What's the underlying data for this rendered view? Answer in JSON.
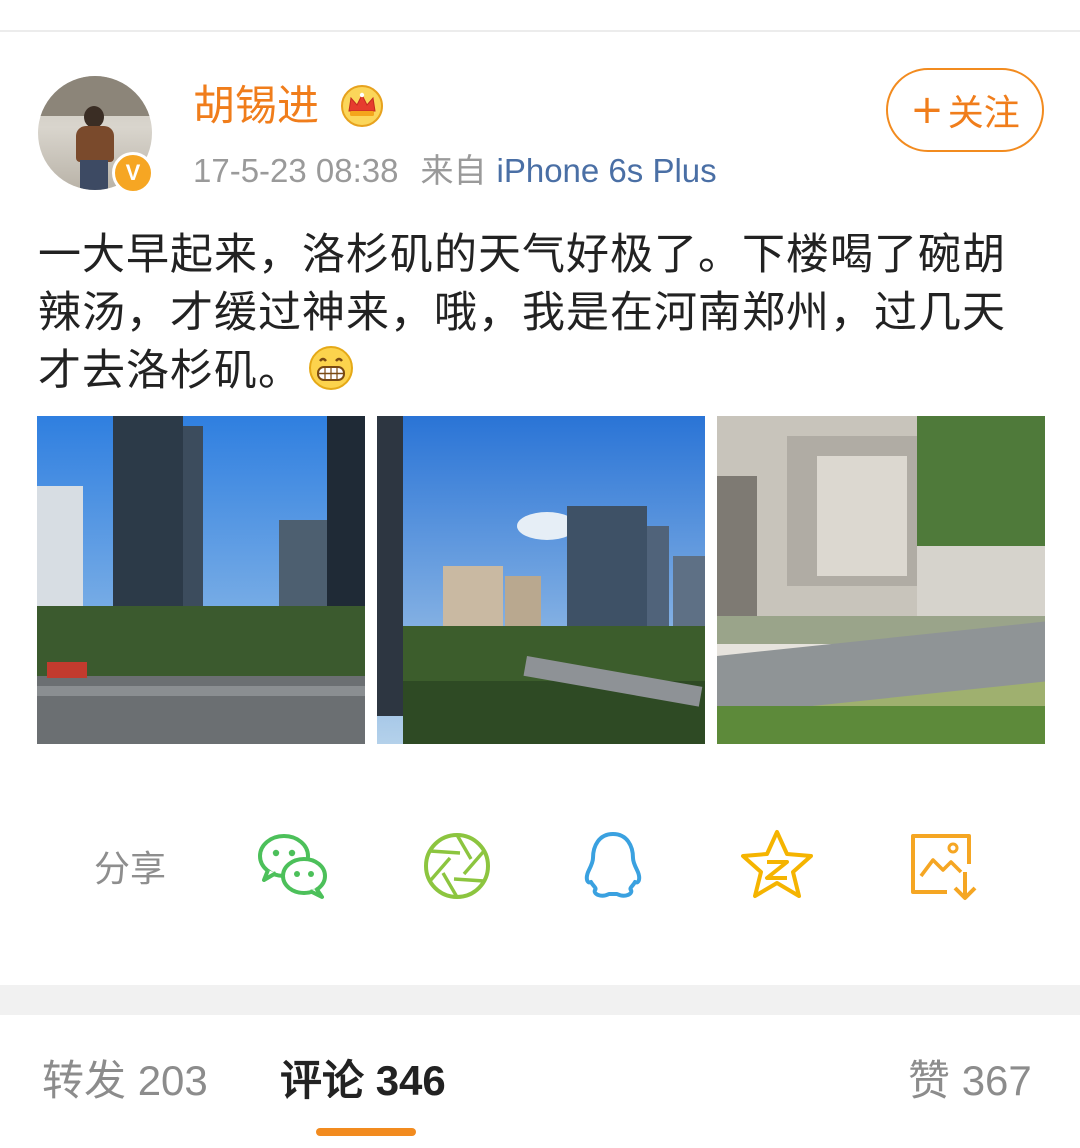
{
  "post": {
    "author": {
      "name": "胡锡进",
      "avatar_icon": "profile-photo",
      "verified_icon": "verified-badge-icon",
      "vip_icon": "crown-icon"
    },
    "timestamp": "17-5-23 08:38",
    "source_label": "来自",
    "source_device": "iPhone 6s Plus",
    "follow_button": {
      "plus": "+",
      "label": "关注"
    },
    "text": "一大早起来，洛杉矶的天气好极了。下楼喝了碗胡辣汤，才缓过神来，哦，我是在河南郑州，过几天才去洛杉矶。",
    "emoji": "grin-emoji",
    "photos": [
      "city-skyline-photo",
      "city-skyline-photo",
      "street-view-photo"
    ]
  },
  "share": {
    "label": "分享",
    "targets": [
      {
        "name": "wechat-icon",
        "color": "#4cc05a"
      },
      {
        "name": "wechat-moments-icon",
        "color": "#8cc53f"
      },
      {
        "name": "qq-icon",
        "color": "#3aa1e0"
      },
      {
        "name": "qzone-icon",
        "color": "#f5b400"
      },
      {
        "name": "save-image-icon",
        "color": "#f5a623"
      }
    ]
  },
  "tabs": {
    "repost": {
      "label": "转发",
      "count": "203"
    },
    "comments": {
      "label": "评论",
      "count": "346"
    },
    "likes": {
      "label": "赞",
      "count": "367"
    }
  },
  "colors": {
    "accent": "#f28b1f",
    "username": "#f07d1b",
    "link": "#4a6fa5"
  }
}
...
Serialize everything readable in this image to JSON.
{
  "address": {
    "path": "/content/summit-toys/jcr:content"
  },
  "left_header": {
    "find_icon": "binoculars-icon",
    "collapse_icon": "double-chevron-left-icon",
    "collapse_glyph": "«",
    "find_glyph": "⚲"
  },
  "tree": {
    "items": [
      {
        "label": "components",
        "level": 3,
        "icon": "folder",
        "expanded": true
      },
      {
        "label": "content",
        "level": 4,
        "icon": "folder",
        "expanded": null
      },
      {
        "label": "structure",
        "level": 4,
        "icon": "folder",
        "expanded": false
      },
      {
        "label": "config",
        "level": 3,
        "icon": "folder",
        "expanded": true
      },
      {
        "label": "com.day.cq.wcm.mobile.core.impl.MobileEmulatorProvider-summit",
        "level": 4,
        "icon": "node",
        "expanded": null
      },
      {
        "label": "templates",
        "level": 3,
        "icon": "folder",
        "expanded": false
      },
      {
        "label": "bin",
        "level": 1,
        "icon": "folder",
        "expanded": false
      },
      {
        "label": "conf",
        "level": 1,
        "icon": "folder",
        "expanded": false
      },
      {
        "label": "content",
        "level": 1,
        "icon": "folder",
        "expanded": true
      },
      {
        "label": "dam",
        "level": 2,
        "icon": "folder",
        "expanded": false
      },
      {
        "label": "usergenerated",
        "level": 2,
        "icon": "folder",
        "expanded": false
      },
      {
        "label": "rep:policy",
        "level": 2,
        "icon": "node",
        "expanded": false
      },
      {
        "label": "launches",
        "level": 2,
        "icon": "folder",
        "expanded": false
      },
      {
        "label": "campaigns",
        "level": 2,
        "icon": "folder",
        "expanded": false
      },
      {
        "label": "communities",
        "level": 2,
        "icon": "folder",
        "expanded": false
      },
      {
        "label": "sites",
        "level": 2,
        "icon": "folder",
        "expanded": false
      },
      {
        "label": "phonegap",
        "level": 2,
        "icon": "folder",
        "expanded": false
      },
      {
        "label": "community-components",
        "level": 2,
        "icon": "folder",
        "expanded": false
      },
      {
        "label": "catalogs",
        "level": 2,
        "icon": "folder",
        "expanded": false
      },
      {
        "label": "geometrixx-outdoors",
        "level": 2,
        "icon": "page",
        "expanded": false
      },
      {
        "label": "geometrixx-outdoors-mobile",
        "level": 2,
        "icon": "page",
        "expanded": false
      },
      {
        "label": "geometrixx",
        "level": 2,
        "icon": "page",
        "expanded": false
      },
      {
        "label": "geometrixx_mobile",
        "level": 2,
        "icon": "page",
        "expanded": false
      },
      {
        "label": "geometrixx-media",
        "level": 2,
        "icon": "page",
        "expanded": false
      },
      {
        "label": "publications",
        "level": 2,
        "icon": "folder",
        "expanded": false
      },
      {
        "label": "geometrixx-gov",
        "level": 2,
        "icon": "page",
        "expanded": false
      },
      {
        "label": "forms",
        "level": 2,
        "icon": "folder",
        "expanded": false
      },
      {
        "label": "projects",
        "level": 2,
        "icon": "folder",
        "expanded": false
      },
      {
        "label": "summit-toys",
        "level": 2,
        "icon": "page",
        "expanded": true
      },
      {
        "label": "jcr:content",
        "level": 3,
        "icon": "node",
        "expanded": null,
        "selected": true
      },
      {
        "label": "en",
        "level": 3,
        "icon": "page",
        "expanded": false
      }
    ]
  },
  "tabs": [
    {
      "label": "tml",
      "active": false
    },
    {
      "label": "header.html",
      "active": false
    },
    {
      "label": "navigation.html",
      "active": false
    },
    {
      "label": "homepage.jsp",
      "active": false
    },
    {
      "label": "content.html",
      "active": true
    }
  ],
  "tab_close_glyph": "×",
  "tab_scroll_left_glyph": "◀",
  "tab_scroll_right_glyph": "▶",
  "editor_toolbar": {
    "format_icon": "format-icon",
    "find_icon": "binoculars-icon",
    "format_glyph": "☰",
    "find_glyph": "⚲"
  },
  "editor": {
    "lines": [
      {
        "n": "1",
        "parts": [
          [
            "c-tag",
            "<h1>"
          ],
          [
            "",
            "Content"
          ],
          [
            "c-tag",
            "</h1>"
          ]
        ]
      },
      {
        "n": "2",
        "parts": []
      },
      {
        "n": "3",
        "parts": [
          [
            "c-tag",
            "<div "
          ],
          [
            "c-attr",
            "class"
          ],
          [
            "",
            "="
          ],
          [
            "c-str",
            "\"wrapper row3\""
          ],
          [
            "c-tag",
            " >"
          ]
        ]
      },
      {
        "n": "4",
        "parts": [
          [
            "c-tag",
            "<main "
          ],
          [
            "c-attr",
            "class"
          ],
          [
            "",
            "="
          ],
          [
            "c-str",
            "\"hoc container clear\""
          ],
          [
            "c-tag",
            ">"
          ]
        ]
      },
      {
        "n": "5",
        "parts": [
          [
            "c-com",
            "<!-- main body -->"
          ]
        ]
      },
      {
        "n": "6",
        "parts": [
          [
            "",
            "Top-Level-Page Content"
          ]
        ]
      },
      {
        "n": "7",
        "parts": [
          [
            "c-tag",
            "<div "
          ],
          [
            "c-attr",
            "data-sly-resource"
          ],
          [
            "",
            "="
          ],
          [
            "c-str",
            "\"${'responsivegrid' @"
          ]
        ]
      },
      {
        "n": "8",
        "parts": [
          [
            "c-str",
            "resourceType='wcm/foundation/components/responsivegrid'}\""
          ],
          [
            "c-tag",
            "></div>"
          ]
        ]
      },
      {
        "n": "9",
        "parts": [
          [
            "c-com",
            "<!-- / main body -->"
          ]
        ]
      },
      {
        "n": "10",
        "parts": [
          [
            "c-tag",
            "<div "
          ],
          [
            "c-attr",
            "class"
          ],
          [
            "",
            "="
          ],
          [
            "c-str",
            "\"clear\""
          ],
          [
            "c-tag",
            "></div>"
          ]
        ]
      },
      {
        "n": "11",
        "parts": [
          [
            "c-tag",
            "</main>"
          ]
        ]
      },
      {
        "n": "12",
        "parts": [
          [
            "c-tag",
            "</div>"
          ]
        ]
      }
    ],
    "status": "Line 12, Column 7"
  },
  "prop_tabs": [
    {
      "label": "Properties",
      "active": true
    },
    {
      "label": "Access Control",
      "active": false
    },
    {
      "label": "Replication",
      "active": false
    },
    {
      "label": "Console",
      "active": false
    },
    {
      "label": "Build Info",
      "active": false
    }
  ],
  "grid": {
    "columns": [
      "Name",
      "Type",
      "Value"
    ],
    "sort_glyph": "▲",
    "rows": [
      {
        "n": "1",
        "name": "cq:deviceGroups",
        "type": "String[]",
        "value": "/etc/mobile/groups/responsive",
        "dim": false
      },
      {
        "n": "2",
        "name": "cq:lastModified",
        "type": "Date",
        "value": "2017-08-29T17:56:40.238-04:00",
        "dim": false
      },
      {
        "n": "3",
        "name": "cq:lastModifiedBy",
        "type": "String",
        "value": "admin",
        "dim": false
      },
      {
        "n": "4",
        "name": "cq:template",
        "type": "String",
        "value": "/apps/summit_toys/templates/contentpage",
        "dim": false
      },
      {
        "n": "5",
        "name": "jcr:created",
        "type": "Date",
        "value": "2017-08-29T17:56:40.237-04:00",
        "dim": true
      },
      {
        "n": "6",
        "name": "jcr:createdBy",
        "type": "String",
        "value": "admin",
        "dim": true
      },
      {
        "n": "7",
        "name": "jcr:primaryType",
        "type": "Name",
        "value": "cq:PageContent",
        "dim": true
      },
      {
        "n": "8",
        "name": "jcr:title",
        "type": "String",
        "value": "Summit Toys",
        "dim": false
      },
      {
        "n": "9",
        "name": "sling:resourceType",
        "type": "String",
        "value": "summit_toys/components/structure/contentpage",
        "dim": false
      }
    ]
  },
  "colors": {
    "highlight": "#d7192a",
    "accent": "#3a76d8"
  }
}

-- What you are asked to do --
Lines of the material that contain the word "templates" are to be gathered.

-- Solution to the problem --
        "label": "templates",
        "value": "/apps/summit_toys/templates/contentpage",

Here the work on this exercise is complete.